WHAT YOU ARE ASKED TO DO ▸ Reproduce the data below line for line without changing anything, and leave the pictures out of your answer.

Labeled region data
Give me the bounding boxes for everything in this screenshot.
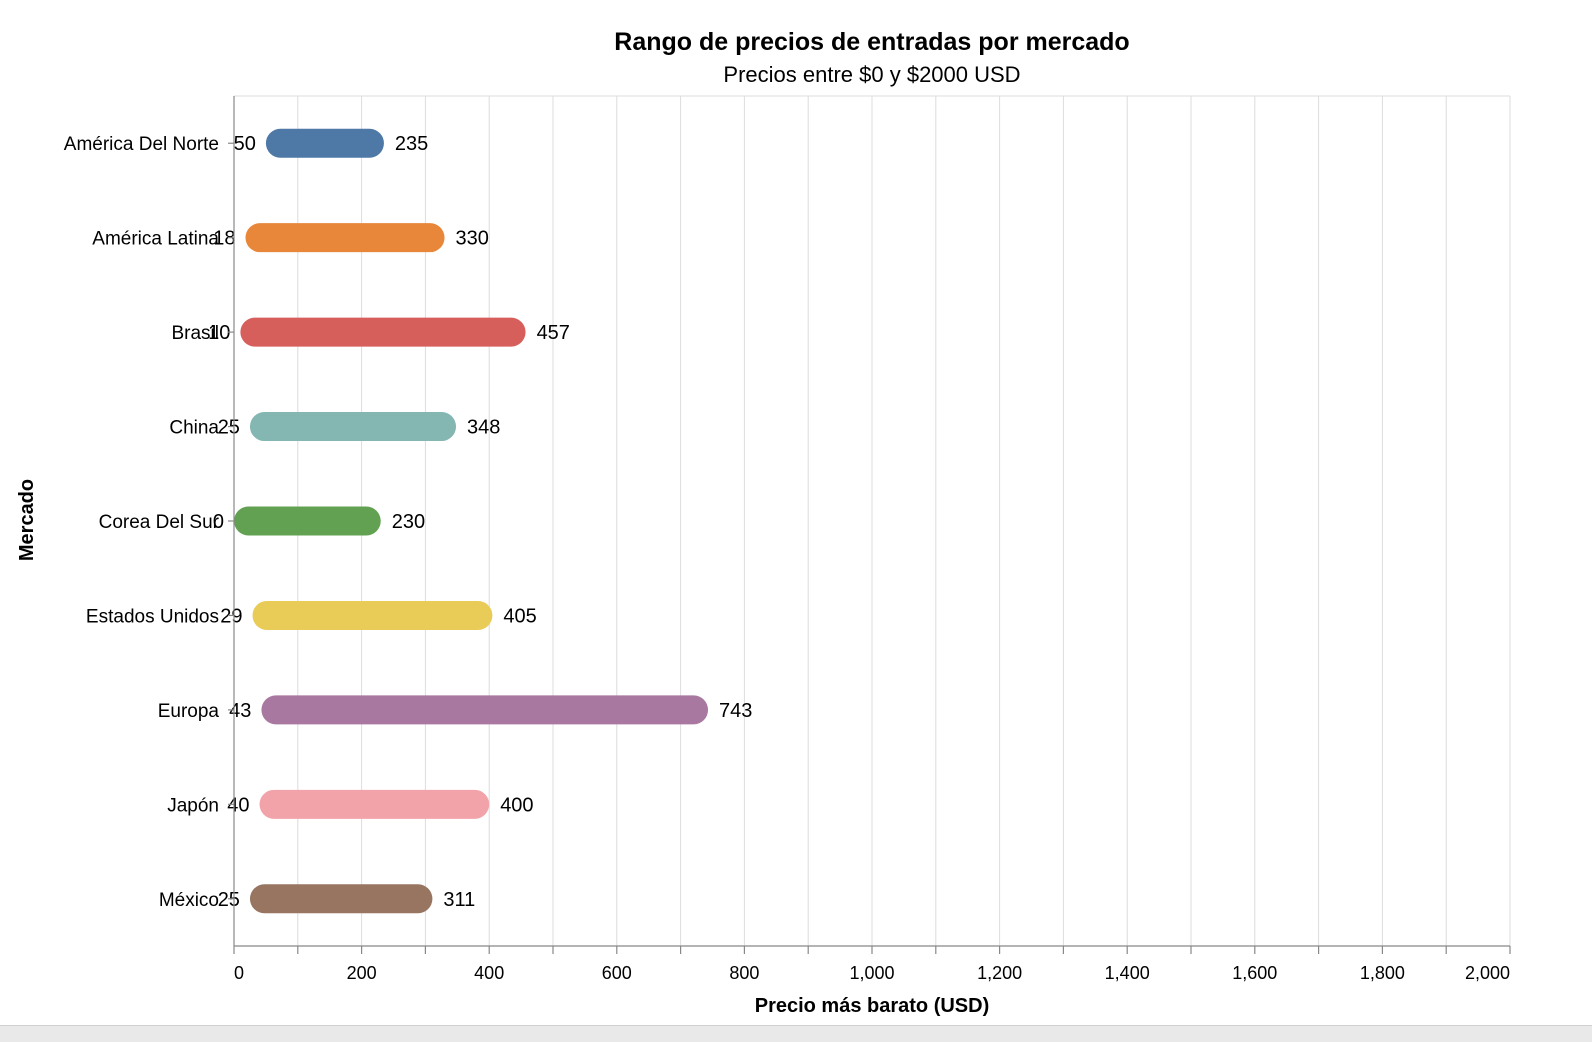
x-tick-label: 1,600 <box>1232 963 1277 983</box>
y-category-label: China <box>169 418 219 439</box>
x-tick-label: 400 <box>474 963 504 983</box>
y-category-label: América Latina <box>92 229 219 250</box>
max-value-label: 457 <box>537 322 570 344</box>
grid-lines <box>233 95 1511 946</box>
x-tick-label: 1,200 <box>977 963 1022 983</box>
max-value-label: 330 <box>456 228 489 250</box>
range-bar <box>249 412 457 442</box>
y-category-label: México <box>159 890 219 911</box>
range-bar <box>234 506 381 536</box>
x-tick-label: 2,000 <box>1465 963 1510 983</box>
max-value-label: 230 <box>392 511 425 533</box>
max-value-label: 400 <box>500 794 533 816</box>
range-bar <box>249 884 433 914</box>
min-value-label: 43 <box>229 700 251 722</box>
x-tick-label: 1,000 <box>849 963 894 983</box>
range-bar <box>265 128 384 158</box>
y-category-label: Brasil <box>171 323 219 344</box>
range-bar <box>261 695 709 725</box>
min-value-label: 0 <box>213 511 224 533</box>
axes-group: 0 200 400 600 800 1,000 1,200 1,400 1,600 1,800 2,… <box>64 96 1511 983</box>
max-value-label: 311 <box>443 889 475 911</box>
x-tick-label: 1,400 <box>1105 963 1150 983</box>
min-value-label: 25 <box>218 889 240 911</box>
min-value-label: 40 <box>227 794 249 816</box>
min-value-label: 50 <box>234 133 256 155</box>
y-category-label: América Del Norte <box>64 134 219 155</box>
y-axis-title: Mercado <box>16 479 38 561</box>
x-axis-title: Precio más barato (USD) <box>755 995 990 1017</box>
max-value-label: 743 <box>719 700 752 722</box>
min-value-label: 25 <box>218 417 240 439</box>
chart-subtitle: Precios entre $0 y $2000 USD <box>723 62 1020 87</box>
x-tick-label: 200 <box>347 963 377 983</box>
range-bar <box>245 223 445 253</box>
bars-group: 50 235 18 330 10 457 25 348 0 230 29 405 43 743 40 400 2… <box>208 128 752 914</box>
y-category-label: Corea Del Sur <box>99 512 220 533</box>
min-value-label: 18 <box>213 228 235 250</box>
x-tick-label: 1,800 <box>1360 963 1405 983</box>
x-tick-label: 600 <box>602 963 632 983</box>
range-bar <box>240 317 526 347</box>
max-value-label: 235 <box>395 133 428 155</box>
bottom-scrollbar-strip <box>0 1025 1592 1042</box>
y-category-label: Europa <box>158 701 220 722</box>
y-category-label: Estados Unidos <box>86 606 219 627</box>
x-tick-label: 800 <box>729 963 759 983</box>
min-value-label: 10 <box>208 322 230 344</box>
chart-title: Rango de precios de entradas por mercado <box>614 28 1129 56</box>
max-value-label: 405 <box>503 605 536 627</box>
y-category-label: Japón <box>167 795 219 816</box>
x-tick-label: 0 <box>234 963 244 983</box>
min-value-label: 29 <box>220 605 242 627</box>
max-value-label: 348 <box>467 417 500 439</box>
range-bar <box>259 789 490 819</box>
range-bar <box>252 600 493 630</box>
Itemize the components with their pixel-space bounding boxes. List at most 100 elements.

ANSWER ▸
Give me the bounding boxes for everything in this screenshot.
x-tick-label: 1,600 <box>1232 963 1277 983</box>
y-category-label: China <box>169 418 219 439</box>
x-tick-label: 400 <box>474 963 504 983</box>
y-category-label: América Latina <box>92 229 219 250</box>
max-value-label: 457 <box>537 322 570 344</box>
grid-lines <box>233 95 1511 946</box>
x-tick-label: 1,200 <box>977 963 1022 983</box>
max-value-label: 330 <box>456 228 489 250</box>
range-bar <box>249 412 457 442</box>
y-category-label: México <box>159 890 219 911</box>
range-bar <box>234 506 381 536</box>
x-tick-label: 2,000 <box>1465 963 1510 983</box>
max-value-label: 230 <box>392 511 425 533</box>
max-value-label: 400 <box>500 794 533 816</box>
range-bar <box>249 884 433 914</box>
min-value-label: 43 <box>229 700 251 722</box>
x-tick-label: 1,000 <box>849 963 894 983</box>
range-bar <box>265 128 384 158</box>
y-category-label: Brasil <box>171 323 219 344</box>
range-bar <box>261 695 709 725</box>
min-value-label: 0 <box>213 511 224 533</box>
axes-group: 0 200 400 600 800 1,000 1,200 1,400 1,600 1,800 2,… <box>64 96 1511 983</box>
max-value-label: 311 <box>443 889 475 911</box>
x-tick-label: 1,400 <box>1105 963 1150 983</box>
min-value-label: 25 <box>218 889 240 911</box>
min-value-label: 40 <box>227 794 249 816</box>
min-value-label: 50 <box>234 133 256 155</box>
y-category-label: América Del Norte <box>64 134 219 155</box>
y-axis-title: Mercado <box>16 479 38 561</box>
x-axis-title: Precio más barato (USD) <box>755 995 990 1017</box>
max-value-label: 743 <box>719 700 752 722</box>
min-value-label: 25 <box>218 417 240 439</box>
chart-subtitle: Precios entre $0 y $2000 USD <box>723 62 1020 87</box>
x-tick-label: 200 <box>347 963 377 983</box>
range-bar <box>245 223 445 253</box>
bars-group: 50 235 18 330 10 457 25 348 0 230 29 405 43 743 40 400 2… <box>208 128 752 914</box>
y-category-label: Corea Del Sur <box>99 512 220 533</box>
min-value-label: 18 <box>213 228 235 250</box>
x-tick-label: 1,800 <box>1360 963 1405 983</box>
x-tick-label: 600 <box>602 963 632 983</box>
range-bar <box>240 317 526 347</box>
max-value-label: 235 <box>395 133 428 155</box>
bottom-scrollbar-strip <box>0 1025 1592 1042</box>
y-category-label: Europa <box>158 701 220 722</box>
y-category-label: Estados Unidos <box>86 606 219 627</box>
x-tick-label: 800 <box>729 963 759 983</box>
min-value-label: 10 <box>208 322 230 344</box>
chart-title: Rango de precios de entradas por mercado <box>614 28 1129 56</box>
max-value-label: 405 <box>503 605 536 627</box>
y-category-label: Japón <box>167 795 219 816</box>
x-tick-label: 0 <box>234 963 244 983</box>
min-value-label: 29 <box>220 605 242 627</box>
max-value-label: 348 <box>467 417 500 439</box>
range-bar <box>259 789 490 819</box>
range-bar <box>252 600 493 630</box>
Itemize the components with their pixel-space bounding boxes. List at most 100 elements.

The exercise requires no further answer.